• Stated goal
Copy out the entries exactly, from the first line to the last.

• Dataset entries

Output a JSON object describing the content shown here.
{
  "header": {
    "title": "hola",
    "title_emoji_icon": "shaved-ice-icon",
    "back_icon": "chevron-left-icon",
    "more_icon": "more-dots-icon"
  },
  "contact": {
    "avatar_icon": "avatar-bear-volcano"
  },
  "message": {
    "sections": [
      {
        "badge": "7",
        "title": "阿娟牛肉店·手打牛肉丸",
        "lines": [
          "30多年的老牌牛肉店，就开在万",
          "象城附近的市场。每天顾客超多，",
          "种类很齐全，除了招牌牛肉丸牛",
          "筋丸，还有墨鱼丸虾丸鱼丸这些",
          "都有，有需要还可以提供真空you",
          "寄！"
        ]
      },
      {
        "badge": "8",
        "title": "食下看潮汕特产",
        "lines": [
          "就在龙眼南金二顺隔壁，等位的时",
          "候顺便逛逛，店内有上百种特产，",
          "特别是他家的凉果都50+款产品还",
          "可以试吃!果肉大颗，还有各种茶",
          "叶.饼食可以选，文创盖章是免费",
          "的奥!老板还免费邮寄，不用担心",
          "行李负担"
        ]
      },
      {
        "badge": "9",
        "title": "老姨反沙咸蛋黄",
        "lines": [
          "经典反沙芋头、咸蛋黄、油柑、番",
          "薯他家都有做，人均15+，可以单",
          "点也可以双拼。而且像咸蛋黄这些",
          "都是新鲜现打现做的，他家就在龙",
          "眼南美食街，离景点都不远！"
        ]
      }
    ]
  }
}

• Reply
Output a JSON object describing the content shown here.
{
  "header": {
    "title": "hola",
    "title_emoji_icon": "shaved-ice-icon",
    "back_icon": "chevron-left-icon",
    "more_icon": "more-dots-icon"
  },
  "contact": {
    "avatar_icon": "avatar-bear-volcano"
  },
  "message": {
    "sections": [
      {
        "badge": "7",
        "title": "阿娟牛肉店·手打牛肉丸",
        "lines": [
          "30多年的老牌牛肉店，就开在万",
          "象城附近的市场。每天顾客超多，",
          "种类很齐全，除了招牌牛肉丸牛",
          "筋丸，还有墨鱼丸虾丸鱼丸这些",
          "都有，有需要还可以提供真空you",
          "寄！"
        ]
      },
      {
        "badge": "8",
        "title": "食下看潮汕特产",
        "lines": [
          "就在龙眼南金二顺隔壁，等位的时",
          "候顺便逛逛，店内有上百种特产，",
          "特别是他家的凉果都50+款产品还",
          "可以试吃!果肉大颗，还有各种茶",
          "叶.饼食可以选，文创盖章是免费",
          "的奥!老板还免费邮寄，不用担心",
          "行李负担"
        ]
      },
      {
        "badge": "9",
        "title": "老姨反沙咸蛋黄",
        "lines": [
          "经典反沙芋头、咸蛋黄、油柑、番",
          "薯他家都有做，人均15+，可以单",
          "点也可以双拼。而且像咸蛋黄这些",
          "都是新鲜现打现做的，他家就在龙",
          "眼南美食街，离景点都不远！"
        ]
      }
    ]
  }
}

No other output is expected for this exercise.